EXTRACTED MATERIAL:
-----

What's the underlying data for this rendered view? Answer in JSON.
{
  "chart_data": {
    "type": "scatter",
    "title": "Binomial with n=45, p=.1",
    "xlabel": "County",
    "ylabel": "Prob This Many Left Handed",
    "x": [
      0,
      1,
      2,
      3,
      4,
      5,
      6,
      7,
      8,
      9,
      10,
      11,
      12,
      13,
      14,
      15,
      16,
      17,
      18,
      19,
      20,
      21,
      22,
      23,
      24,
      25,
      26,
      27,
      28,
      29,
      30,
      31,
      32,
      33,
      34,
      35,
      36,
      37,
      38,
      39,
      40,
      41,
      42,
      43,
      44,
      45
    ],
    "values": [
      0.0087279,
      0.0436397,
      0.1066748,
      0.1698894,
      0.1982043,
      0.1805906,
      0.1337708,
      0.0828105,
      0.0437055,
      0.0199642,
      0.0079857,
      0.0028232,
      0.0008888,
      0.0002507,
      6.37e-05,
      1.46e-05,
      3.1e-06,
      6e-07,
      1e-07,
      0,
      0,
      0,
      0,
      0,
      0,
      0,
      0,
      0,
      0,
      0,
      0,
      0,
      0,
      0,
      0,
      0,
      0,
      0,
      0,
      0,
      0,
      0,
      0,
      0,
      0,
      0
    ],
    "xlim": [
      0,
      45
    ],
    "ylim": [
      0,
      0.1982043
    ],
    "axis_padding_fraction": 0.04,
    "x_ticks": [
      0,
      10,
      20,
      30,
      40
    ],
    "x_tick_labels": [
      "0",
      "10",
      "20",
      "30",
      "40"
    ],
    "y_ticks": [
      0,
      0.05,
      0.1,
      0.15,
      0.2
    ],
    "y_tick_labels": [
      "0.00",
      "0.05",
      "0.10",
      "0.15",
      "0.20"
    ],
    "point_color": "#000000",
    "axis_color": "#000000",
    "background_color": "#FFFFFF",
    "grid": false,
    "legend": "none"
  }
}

-----

The records above should be repeated in full, exactly as given.

COMPLETE ANSWER:
What's the underlying data for this rendered view? Answer in JSON.
{
  "chart_data": {
    "type": "scatter",
    "title": "Binomial with n=45, p=.1",
    "xlabel": "County",
    "ylabel": "Prob This Many Left Handed",
    "x": [
      0,
      1,
      2,
      3,
      4,
      5,
      6,
      7,
      8,
      9,
      10,
      11,
      12,
      13,
      14,
      15,
      16,
      17,
      18,
      19,
      20,
      21,
      22,
      23,
      24,
      25,
      26,
      27,
      28,
      29,
      30,
      31,
      32,
      33,
      34,
      35,
      36,
      37,
      38,
      39,
      40,
      41,
      42,
      43,
      44,
      45
    ],
    "values": [
      0.0087279,
      0.0436397,
      0.1066748,
      0.1698894,
      0.1982043,
      0.1805906,
      0.1337708,
      0.0828105,
      0.0437055,
      0.0199642,
      0.0079857,
      0.0028232,
      0.0008888,
      0.0002507,
      6.37e-05,
      1.46e-05,
      3.1e-06,
      6e-07,
      1e-07,
      0,
      0,
      0,
      0,
      0,
      0,
      0,
      0,
      0,
      0,
      0,
      0,
      0,
      0,
      0,
      0,
      0,
      0,
      0,
      0,
      0,
      0,
      0,
      0,
      0,
      0,
      0
    ],
    "xlim": [
      0,
      45
    ],
    "ylim": [
      0,
      0.1982043
    ],
    "axis_padding_fraction": 0.04,
    "x_ticks": [
      0,
      10,
      20,
      30,
      40
    ],
    "x_tick_labels": [
      "0",
      "10",
      "20",
      "30",
      "40"
    ],
    "y_ticks": [
      0,
      0.05,
      0.1,
      0.15,
      0.2
    ],
    "y_tick_labels": [
      "0.00",
      "0.05",
      "0.10",
      "0.15",
      "0.20"
    ],
    "point_color": "#000000",
    "axis_color": "#000000",
    "background_color": "#FFFFFF",
    "grid": false,
    "legend": "none"
  }
}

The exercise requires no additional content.